Exercise goal: Exclude the pictures, then quote exactly the lines from the one holding "Enumerate this screenshot's" through the last line of the records.

Records supplied:
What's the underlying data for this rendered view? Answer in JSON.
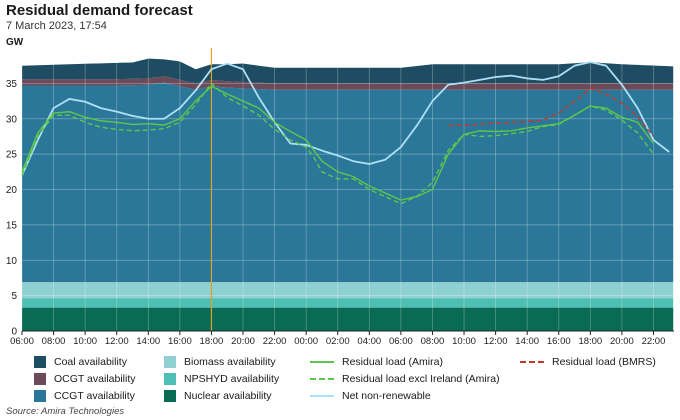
{
  "header": {
    "title": "Residual demand forecast",
    "subtitle": "7 March 2023, 17:54",
    "unit": "GW"
  },
  "source": "Source: Amira Technologies",
  "colors": {
    "coal": "#1e4d63",
    "ocgt": "#6b4a5a",
    "ccgt": "#2b7799",
    "biomass": "#8fd0d2",
    "npshyd": "#4fbfb5",
    "nuclear": "#0a6b55",
    "residual_amira": "#5cc84a",
    "residual_excl_ireland": "#5cc84a",
    "net_nonrenewable": "#aee0f5",
    "residual_bmrs": "#c0392b",
    "now_marker": "#e0a020"
  },
  "chart_data": {
    "type": "area",
    "title": "Residual demand forecast",
    "ylabel": "GW",
    "ylim": [
      0,
      40
    ],
    "yticks": [
      0,
      5,
      10,
      15,
      20,
      25,
      30,
      35
    ],
    "xticks": [
      "06:00",
      "08:00",
      "10:00",
      "12:00",
      "14:00",
      "16:00",
      "18:00",
      "20:00",
      "22:00",
      "00:00",
      "02:00",
      "04:00",
      "06:00",
      "08:00",
      "10:00",
      "12:00",
      "14:00",
      "16:00",
      "18:00",
      "20:00",
      "22:00"
    ],
    "x_hours": [
      0,
      2,
      4,
      6,
      8,
      10,
      12,
      14,
      16,
      18,
      20,
      22,
      24,
      26,
      28,
      30,
      32,
      34,
      36,
      38,
      40
    ],
    "x_range_hours": [
      0,
      41.3
    ],
    "now_marker_label": "18:00",
    "now_marker_hours": 12,
    "legend_location": "bottom",
    "stacked_areas": [
      {
        "name": "Nuclear availability",
        "key": "nuclear",
        "values": [
          [
            0,
            3.3
          ],
          [
            41.3,
            3.3
          ]
        ]
      },
      {
        "name": "NPSHYD availability",
        "key": "npshyd",
        "values": [
          [
            0,
            1.3
          ],
          [
            41.3,
            1.3
          ]
        ]
      },
      {
        "name": "Biomass availability",
        "key": "biomass",
        "values": [
          [
            0,
            2.3
          ],
          [
            41.3,
            2.3
          ]
        ]
      },
      {
        "name": "CCGT availability",
        "key": "ccgt",
        "values": [
          [
            0,
            27.8
          ],
          [
            6,
            27.8
          ],
          [
            8,
            27.9
          ],
          [
            9,
            28.2
          ],
          [
            11,
            27.2
          ],
          [
            12,
            27.7
          ],
          [
            13,
            27.5
          ],
          [
            16,
            27.2
          ],
          [
            24,
            27.2
          ],
          [
            41.3,
            27.2
          ]
        ]
      },
      {
        "name": "OCGT availability",
        "key": "ocgt",
        "values": [
          [
            0,
            0.9
          ],
          [
            41.3,
            0.9
          ]
        ]
      },
      {
        "name": "Coal availability",
        "key": "coal",
        "values": [
          [
            0,
            1.9
          ],
          [
            6,
            2.3
          ],
          [
            7,
            2.3
          ],
          [
            8,
            2.8
          ],
          [
            9,
            2.4
          ],
          [
            10,
            2.6
          ],
          [
            11,
            2.0
          ],
          [
            12,
            2.2
          ],
          [
            14,
            2.6
          ],
          [
            16,
            2.2
          ],
          [
            24,
            2.2
          ],
          [
            26,
            2.7
          ],
          [
            30,
            2.7
          ],
          [
            34,
            2.7
          ],
          [
            36,
            3.0
          ],
          [
            38,
            2.7
          ],
          [
            41.3,
            2.4
          ]
        ]
      }
    ],
    "series": [
      {
        "name": "Residual load (Amira)",
        "key": "residual_amira",
        "style": "solid",
        "values": [
          [
            0,
            22.5
          ],
          [
            1,
            28
          ],
          [
            2,
            30.8
          ],
          [
            3,
            31
          ],
          [
            4,
            30.2
          ],
          [
            5,
            29.7
          ],
          [
            6,
            29.5
          ],
          [
            7,
            29.2
          ],
          [
            8,
            29.3
          ],
          [
            9,
            29.1
          ],
          [
            10,
            30.0
          ],
          [
            11,
            32.5
          ],
          [
            12,
            34.6
          ],
          [
            13,
            33.5
          ],
          [
            14,
            32.5
          ],
          [
            15,
            31.5
          ],
          [
            16,
            29.5
          ],
          [
            17,
            28.2
          ],
          [
            18,
            27
          ],
          [
            18.5,
            25.5
          ],
          [
            19,
            24
          ],
          [
            20,
            22.5
          ],
          [
            21,
            21.8
          ],
          [
            22,
            20.5
          ],
          [
            23,
            19.5
          ],
          [
            24,
            18.5
          ],
          [
            25,
            19
          ],
          [
            26,
            20
          ],
          [
            27,
            25
          ],
          [
            28,
            27.8
          ],
          [
            29,
            28.3
          ],
          [
            30,
            28.2
          ],
          [
            31,
            28.3
          ],
          [
            32,
            28.7
          ],
          [
            33,
            29.0
          ],
          [
            34,
            29.3
          ],
          [
            35,
            30.5
          ],
          [
            36,
            31.8
          ],
          [
            37,
            31.5
          ],
          [
            38,
            30.2
          ],
          [
            39,
            29.5
          ],
          [
            40,
            26.5
          ]
        ]
      },
      {
        "name": "Residual load excl Ireland (Amira)",
        "key": "residual_excl_ireland",
        "style": "dashed",
        "values": [
          [
            0,
            22
          ],
          [
            1,
            27.5
          ],
          [
            2,
            30.5
          ],
          [
            3,
            30.5
          ],
          [
            4,
            29.5
          ],
          [
            5,
            28.8
          ],
          [
            6,
            28.5
          ],
          [
            7,
            28.3
          ],
          [
            8,
            28.4
          ],
          [
            9,
            28.6
          ],
          [
            10,
            29.5
          ],
          [
            11,
            32
          ],
          [
            12,
            35
          ],
          [
            13,
            33
          ],
          [
            14,
            31.8
          ],
          [
            15,
            30.5
          ],
          [
            16,
            28.5
          ],
          [
            17,
            27
          ],
          [
            18,
            26
          ],
          [
            18.5,
            24.5
          ],
          [
            19,
            22.5
          ],
          [
            20,
            21.5
          ],
          [
            21,
            21.5
          ],
          [
            22,
            20
          ],
          [
            23,
            19
          ],
          [
            24,
            18
          ],
          [
            25,
            19
          ],
          [
            26,
            21
          ],
          [
            27,
            25.5
          ],
          [
            28,
            27.8
          ],
          [
            29,
            27.5
          ],
          [
            30,
            27.6
          ],
          [
            31,
            27.9
          ],
          [
            32,
            28.2
          ],
          [
            33,
            28.9
          ],
          [
            34,
            29.2
          ],
          [
            35,
            30.5
          ],
          [
            36,
            31.8
          ],
          [
            37,
            31.2
          ],
          [
            38,
            29.8
          ],
          [
            39,
            28
          ],
          [
            40,
            25
          ]
        ]
      },
      {
        "name": "Net non-renewable",
        "key": "net_nonrenewable",
        "style": "solid",
        "values": [
          [
            0,
            22
          ],
          [
            1,
            27
          ],
          [
            2,
            31.5
          ],
          [
            3,
            32.8
          ],
          [
            4,
            32.4
          ],
          [
            5,
            31.5
          ],
          [
            6,
            31
          ],
          [
            7,
            30.4
          ],
          [
            8,
            30
          ],
          [
            9,
            30
          ],
          [
            10,
            31.5
          ],
          [
            11,
            34
          ],
          [
            12,
            37
          ],
          [
            13,
            37.8
          ],
          [
            14,
            37
          ],
          [
            15,
            33
          ],
          [
            16,
            29.5
          ],
          [
            17,
            26.5
          ],
          [
            18,
            26.3
          ],
          [
            19,
            25.5
          ],
          [
            20,
            24.8
          ],
          [
            21,
            24
          ],
          [
            22,
            23.6
          ],
          [
            23,
            24.2
          ],
          [
            24,
            26
          ],
          [
            25,
            29
          ],
          [
            26,
            32.5
          ],
          [
            27,
            34.8
          ],
          [
            28,
            35.1
          ],
          [
            29,
            35.5
          ],
          [
            30,
            35.9
          ],
          [
            31,
            36.1
          ],
          [
            32,
            35.7
          ],
          [
            33,
            35.5
          ],
          [
            34,
            36
          ],
          [
            35,
            37.5
          ],
          [
            36,
            38
          ],
          [
            37,
            37.5
          ],
          [
            38,
            34.8
          ],
          [
            39,
            31.5
          ],
          [
            40,
            27
          ],
          [
            41,
            25.3
          ]
        ]
      },
      {
        "name": "Residual load (BMRS)",
        "key": "residual_bmrs",
        "style": "dashed",
        "values": [
          [
            27,
            29
          ],
          [
            28,
            29.1
          ],
          [
            29,
            29.2
          ],
          [
            30,
            29.4
          ],
          [
            31,
            29.5
          ],
          [
            32,
            29.6
          ],
          [
            33,
            29.8
          ],
          [
            34,
            30.8
          ],
          [
            35,
            32.5
          ],
          [
            36,
            34.3
          ],
          [
            37,
            33.5
          ],
          [
            38,
            32.2
          ],
          [
            39,
            30.3
          ],
          [
            40,
            27.5
          ]
        ]
      }
    ]
  },
  "legend": {
    "col1": [
      "Coal availability",
      "OCGT availability",
      "CCGT availability"
    ],
    "col2": [
      "Biomass availability",
      "NPSHYD availability",
      "Nuclear availability"
    ],
    "col3": [
      "Residual load (Amira)",
      "Residual load excl Ireland (Amira)",
      "Net non-renewable"
    ],
    "col4": [
      "Residual load (BMRS)"
    ]
  }
}
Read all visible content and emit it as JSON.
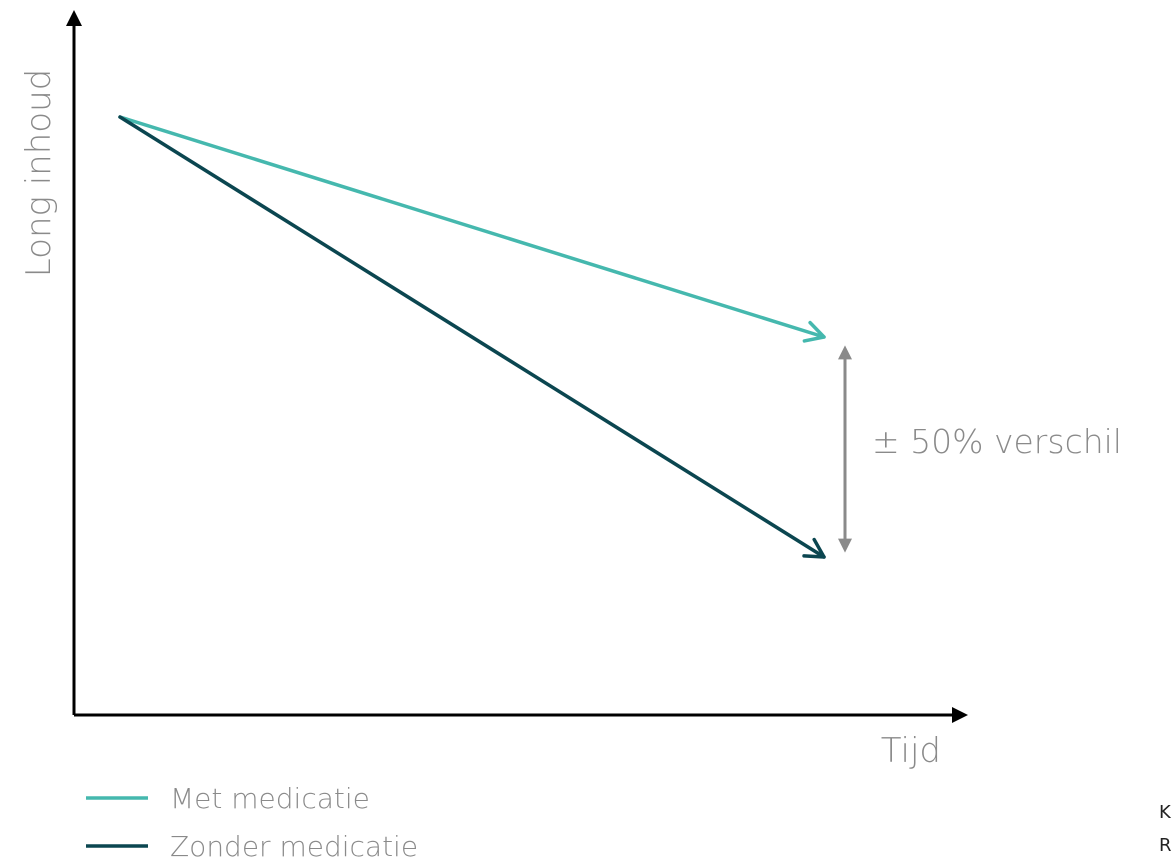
{
  "chart_data": {
    "type": "line",
    "title": "",
    "xlabel": "Tijd",
    "ylabel": "Long inhoud",
    "grid": false,
    "legend_position": "bottom-left",
    "series": [
      {
        "name": "Met medicatie",
        "color": "#45b8ae",
        "values": [
          100,
          75
        ]
      },
      {
        "name": "Zonder medicatie",
        "color": "#0b4650",
        "values": [
          100,
          50
        ]
      }
    ],
    "annotation": {
      "text": "± 50% verschil",
      "color": "#8a8a8a"
    },
    "corner_letters": [
      "K",
      "R"
    ]
  }
}
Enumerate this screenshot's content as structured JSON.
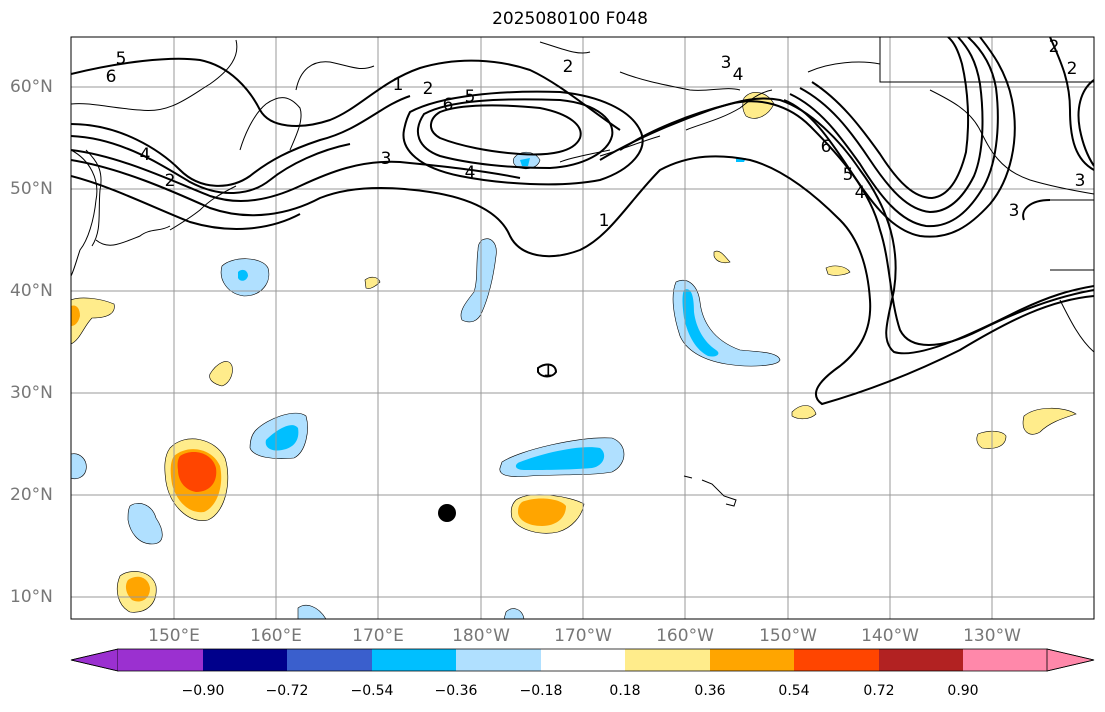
{
  "title": "2025080100 F048",
  "lat_labels": [
    "60°N",
    "50°N",
    "40°N",
    "30°N",
    "20°N",
    "10°N"
  ],
  "lon_labels": [
    "150°E",
    "160°E",
    "170°E",
    "180°W",
    "170°W",
    "160°W",
    "150°W",
    "140°W",
    "130°W"
  ],
  "colorbar": {
    "ticks": [
      "−0.90",
      "−0.72",
      "−0.54",
      "−0.36",
      "−0.18",
      "0.18",
      "0.36",
      "0.54",
      "0.72",
      "0.90"
    ],
    "colors": [
      "#9b30d0",
      "#00008b",
      "#3a5fcd",
      "#00bfff",
      "#b0e0ff",
      "#ffffff",
      "#ffec8b",
      "#ffa500",
      "#ff4500",
      "#b22222",
      "#ff88aa"
    ]
  },
  "contour_labels": [
    "5",
    "6",
    "4",
    "2",
    "1",
    "2",
    "6",
    "5",
    "3",
    "4",
    "1",
    "6",
    "5",
    "4",
    "3",
    "2",
    "2",
    "3",
    "1",
    "2",
    "4",
    "3"
  ],
  "marker": "black-dot"
}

Output of the exercise:
Enumerate this screenshot's content as structured JSON.
{
  "title": "2025080100 F048",
  "lat_labels": [
    "60°N",
    "50°N",
    "40°N",
    "30°N",
    "20°N",
    "10°N"
  ],
  "lon_labels": [
    "150°E",
    "160°E",
    "170°E",
    "180°W",
    "170°W",
    "160°W",
    "150°W",
    "140°W",
    "130°W"
  ],
  "colorbar": {
    "ticks": [
      "−0.90",
      "−0.72",
      "−0.54",
      "−0.36",
      "−0.18",
      "0.18",
      "0.36",
      "0.54",
      "0.72",
      "0.90"
    ],
    "colors": [
      "#9b30d0",
      "#00008b",
      "#3a5fcd",
      "#00bfff",
      "#b0e0ff",
      "#ffffff",
      "#ffec8b",
      "#ffa500",
      "#ff4500",
      "#b22222",
      "#ff88aa"
    ]
  },
  "contour_labels": [
    "5",
    "6",
    "4",
    "2",
    "1",
    "2",
    "6",
    "5",
    "3",
    "4",
    "1",
    "6",
    "5",
    "4",
    "3",
    "2",
    "2",
    "3",
    "1",
    "2",
    "4",
    "3"
  ],
  "marker": "black-dot"
}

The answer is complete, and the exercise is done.